Collection entries:
★ ★ ★
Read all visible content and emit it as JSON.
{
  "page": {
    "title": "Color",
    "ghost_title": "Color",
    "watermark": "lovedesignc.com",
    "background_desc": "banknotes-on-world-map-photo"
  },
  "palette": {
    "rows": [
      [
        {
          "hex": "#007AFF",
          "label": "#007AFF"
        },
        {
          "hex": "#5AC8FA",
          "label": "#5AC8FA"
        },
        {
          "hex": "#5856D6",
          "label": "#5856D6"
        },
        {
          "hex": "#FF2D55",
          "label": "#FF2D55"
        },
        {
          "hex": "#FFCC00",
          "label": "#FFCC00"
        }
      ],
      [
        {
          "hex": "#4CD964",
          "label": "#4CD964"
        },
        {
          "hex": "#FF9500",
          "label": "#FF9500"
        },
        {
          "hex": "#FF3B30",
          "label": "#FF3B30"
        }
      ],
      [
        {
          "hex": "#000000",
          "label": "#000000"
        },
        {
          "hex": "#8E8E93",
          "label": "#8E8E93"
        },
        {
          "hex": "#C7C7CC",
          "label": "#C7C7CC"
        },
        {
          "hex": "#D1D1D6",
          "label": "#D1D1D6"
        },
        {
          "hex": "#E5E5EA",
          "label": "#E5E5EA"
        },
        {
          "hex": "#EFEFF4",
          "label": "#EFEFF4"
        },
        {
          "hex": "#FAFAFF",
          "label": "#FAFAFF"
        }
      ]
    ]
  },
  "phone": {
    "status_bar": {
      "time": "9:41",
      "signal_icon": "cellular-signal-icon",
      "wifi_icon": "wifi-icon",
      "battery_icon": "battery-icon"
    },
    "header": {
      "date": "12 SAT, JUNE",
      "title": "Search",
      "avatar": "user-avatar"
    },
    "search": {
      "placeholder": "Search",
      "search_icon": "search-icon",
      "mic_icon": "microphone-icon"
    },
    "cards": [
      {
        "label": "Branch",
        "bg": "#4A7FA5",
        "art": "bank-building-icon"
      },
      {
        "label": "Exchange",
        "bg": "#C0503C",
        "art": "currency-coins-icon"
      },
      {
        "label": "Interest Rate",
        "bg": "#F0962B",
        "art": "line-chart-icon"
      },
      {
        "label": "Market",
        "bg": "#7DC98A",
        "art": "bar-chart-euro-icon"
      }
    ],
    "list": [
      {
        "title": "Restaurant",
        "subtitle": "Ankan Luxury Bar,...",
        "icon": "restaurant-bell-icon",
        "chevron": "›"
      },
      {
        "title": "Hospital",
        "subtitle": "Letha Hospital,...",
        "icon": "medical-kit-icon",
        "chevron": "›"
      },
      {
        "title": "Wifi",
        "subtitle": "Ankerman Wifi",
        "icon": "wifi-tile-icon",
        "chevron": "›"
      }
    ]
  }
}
★ ★ ★
_SET TASK_
Locate the string "Hospital" in the listing above and copy every line where it occurs.

_RESULT FOR THIS EXERCISE_
        "title": "Hospital",
        "subtitle": "Letha Hospital,...",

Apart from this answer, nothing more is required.